#### Request:
Find and return each line containing "from".

#### Dataset content:
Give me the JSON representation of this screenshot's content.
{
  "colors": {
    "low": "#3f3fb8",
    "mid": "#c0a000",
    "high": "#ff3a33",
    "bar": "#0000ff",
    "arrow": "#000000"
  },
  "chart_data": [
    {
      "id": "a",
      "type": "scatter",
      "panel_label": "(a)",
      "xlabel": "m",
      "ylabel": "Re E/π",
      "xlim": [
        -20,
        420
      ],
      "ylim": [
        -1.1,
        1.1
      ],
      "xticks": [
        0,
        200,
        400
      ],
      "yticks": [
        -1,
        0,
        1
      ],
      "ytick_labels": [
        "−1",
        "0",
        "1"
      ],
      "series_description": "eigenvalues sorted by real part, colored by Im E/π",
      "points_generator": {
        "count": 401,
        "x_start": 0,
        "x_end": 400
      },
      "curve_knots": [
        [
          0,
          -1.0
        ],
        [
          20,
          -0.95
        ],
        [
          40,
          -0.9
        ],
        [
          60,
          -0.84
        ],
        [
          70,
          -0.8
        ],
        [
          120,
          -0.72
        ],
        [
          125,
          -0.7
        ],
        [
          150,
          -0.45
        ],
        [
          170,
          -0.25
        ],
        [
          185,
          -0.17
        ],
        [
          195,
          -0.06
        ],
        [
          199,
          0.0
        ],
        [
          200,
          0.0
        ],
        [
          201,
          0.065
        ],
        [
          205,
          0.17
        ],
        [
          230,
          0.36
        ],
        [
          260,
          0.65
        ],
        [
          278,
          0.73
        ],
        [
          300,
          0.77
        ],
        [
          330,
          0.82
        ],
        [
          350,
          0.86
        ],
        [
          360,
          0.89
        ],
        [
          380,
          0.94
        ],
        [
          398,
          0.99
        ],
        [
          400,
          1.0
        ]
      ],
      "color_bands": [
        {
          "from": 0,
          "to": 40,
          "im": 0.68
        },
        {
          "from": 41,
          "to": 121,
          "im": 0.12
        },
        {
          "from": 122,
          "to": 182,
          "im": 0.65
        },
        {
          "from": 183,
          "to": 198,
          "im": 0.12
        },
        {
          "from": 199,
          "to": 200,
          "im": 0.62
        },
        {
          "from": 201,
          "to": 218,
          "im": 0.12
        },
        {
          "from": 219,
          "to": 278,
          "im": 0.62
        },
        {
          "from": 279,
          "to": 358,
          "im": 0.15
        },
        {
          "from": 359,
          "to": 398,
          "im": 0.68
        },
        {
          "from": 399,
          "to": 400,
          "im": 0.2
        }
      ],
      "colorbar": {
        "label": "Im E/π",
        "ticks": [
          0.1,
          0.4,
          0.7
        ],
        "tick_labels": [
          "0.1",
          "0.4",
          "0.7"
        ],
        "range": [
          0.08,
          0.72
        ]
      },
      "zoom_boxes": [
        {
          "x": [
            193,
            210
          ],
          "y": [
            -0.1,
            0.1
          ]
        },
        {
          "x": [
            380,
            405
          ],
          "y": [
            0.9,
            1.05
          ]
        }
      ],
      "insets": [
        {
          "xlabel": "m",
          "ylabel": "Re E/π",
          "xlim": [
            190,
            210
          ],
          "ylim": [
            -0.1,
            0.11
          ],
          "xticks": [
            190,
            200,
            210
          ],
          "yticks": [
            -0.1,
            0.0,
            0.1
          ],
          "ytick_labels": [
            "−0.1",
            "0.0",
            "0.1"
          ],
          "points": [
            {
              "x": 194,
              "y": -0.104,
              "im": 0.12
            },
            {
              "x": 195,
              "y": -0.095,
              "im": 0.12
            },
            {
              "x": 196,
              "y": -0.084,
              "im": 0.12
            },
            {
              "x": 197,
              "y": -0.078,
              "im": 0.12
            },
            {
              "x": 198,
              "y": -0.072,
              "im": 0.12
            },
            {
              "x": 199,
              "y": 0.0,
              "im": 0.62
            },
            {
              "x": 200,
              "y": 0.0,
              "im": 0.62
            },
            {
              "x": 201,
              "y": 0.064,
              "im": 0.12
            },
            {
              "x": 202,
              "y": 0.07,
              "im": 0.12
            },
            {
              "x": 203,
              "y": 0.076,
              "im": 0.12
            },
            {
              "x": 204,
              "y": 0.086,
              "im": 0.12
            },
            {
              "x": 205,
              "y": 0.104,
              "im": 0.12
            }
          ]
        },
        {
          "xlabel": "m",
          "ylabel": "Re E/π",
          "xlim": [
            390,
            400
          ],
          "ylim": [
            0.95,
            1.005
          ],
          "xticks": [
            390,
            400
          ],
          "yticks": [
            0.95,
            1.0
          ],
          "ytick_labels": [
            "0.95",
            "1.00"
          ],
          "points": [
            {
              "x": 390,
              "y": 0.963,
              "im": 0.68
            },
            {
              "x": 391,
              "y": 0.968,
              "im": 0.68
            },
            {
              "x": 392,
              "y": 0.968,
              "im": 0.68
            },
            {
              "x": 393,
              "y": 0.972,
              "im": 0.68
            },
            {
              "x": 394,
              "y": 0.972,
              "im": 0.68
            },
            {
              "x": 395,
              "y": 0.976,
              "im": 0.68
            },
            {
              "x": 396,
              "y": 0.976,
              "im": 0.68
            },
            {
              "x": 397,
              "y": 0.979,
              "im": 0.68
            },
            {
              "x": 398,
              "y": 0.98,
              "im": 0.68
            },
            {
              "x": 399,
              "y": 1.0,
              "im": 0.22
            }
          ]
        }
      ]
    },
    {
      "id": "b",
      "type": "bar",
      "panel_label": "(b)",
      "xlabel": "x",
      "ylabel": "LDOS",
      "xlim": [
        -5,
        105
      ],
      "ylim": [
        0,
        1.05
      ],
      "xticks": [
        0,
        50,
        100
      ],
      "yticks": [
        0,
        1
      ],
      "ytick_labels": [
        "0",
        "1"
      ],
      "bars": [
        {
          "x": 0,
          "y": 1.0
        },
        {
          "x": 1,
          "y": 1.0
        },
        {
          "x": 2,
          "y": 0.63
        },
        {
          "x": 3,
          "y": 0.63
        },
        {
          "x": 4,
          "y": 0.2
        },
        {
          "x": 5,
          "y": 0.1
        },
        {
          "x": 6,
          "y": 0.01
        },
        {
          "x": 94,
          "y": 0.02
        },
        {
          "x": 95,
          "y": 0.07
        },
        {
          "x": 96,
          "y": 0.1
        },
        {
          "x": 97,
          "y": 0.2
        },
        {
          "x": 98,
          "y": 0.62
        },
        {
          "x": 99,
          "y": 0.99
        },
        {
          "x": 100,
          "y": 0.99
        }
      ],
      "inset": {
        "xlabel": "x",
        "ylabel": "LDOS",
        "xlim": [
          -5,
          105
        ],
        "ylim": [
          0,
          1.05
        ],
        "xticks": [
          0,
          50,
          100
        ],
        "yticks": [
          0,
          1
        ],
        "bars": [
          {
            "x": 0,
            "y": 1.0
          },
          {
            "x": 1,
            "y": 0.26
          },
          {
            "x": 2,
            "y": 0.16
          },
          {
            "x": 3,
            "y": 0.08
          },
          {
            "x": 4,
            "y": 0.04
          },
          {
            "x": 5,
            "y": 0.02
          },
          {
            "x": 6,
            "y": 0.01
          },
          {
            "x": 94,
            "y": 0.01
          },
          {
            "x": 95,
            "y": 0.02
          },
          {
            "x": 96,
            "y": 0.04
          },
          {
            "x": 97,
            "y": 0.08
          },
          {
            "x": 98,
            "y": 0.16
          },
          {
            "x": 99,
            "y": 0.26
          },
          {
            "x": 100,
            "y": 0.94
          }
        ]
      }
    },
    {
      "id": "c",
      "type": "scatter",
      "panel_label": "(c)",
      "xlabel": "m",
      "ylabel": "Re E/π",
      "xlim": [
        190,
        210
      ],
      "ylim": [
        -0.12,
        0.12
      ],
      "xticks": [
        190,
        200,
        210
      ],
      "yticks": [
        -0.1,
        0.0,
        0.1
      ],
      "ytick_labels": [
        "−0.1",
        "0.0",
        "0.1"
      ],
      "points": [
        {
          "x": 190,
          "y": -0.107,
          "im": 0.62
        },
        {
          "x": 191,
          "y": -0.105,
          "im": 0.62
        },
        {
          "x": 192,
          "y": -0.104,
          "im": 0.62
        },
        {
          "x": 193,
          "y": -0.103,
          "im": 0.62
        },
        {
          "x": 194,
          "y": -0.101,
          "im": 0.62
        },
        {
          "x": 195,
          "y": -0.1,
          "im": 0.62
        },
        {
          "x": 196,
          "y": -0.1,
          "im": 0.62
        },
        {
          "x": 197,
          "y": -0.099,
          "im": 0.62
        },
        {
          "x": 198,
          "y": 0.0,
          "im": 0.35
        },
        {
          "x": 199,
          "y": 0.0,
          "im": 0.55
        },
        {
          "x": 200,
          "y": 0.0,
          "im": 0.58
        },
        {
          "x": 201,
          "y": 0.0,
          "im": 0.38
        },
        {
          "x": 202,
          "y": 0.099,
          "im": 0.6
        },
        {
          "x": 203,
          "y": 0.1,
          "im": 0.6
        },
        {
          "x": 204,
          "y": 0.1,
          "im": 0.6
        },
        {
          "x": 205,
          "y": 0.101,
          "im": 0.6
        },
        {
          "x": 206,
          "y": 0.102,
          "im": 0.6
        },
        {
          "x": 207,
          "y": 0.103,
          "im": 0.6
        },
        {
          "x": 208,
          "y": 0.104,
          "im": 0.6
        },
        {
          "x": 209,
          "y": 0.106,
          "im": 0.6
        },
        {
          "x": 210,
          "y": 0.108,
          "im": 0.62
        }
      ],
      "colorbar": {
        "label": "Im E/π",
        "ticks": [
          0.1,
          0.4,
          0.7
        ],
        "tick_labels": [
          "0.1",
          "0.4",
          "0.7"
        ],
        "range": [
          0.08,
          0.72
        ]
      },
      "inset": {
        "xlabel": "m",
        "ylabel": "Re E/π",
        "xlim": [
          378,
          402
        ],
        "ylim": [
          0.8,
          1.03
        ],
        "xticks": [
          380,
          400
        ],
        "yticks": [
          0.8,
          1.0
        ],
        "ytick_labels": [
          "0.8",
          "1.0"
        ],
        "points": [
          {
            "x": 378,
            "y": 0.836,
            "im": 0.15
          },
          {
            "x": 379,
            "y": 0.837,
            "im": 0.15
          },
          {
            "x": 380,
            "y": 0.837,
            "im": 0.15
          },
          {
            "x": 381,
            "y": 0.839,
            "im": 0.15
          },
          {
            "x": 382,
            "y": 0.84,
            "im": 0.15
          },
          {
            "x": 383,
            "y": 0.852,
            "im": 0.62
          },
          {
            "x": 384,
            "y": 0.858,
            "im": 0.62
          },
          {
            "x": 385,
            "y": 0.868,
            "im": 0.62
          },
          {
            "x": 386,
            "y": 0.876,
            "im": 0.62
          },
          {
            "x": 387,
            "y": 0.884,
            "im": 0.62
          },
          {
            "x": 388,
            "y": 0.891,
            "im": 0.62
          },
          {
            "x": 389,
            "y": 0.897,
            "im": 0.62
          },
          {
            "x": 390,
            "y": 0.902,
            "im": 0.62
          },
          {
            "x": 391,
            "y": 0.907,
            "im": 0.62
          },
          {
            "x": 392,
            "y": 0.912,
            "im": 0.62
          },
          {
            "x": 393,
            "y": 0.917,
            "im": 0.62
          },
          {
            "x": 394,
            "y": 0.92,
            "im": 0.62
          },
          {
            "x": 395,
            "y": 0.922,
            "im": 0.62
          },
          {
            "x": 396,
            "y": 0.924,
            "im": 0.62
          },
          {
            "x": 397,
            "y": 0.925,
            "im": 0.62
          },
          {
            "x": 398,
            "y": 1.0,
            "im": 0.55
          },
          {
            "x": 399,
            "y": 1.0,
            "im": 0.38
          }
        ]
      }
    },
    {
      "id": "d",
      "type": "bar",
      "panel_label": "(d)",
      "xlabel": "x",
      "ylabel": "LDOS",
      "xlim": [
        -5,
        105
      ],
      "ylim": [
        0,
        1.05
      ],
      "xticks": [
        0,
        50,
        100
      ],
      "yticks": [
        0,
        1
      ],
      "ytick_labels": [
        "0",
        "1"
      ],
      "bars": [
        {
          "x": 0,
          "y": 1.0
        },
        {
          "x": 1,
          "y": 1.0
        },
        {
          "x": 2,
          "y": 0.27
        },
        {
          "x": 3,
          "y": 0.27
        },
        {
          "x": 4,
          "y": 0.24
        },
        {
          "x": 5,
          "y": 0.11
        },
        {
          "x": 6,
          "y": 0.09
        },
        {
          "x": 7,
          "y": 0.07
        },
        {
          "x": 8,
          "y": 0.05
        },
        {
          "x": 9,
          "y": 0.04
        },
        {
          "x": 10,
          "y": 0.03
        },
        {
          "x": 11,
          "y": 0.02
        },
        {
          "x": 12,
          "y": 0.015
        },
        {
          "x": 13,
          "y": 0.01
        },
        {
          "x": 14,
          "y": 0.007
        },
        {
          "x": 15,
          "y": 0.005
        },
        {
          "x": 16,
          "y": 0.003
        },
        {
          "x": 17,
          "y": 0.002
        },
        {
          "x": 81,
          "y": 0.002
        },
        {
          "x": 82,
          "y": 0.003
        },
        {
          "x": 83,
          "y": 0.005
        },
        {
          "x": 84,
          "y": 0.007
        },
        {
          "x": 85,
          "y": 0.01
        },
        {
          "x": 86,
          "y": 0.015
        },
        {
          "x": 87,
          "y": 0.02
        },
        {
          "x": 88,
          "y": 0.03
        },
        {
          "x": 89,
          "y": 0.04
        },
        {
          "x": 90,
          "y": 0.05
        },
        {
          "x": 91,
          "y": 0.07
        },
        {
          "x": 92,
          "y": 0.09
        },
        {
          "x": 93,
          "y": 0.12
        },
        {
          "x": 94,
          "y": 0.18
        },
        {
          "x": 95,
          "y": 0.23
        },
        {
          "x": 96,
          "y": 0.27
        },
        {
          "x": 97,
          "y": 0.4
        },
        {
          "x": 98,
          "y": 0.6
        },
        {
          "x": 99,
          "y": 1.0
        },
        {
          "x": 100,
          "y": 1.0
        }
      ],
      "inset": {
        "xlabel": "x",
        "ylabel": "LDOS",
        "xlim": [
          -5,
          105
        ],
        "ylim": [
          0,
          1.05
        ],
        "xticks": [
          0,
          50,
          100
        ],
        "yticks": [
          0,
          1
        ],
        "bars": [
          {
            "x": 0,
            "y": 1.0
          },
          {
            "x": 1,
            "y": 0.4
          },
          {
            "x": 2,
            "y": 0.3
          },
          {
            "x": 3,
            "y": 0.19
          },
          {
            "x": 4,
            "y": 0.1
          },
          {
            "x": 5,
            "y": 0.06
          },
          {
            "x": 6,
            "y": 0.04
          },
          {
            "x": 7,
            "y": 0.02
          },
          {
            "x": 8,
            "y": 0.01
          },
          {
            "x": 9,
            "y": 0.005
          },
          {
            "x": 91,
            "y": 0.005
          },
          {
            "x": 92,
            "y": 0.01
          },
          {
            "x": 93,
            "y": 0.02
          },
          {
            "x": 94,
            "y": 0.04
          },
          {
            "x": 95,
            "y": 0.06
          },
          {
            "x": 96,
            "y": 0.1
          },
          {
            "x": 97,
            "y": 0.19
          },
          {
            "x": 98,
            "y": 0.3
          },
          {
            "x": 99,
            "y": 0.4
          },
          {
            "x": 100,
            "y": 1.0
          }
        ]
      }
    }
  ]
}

#### Expected answer:
          "from": 0,
          "from": 41,
          "from": 122,
          "from": 183,
          "from": 199,
          "from": 201,
          "from": 219,
          "from": 279,
          "from": 359,
          "from": 399,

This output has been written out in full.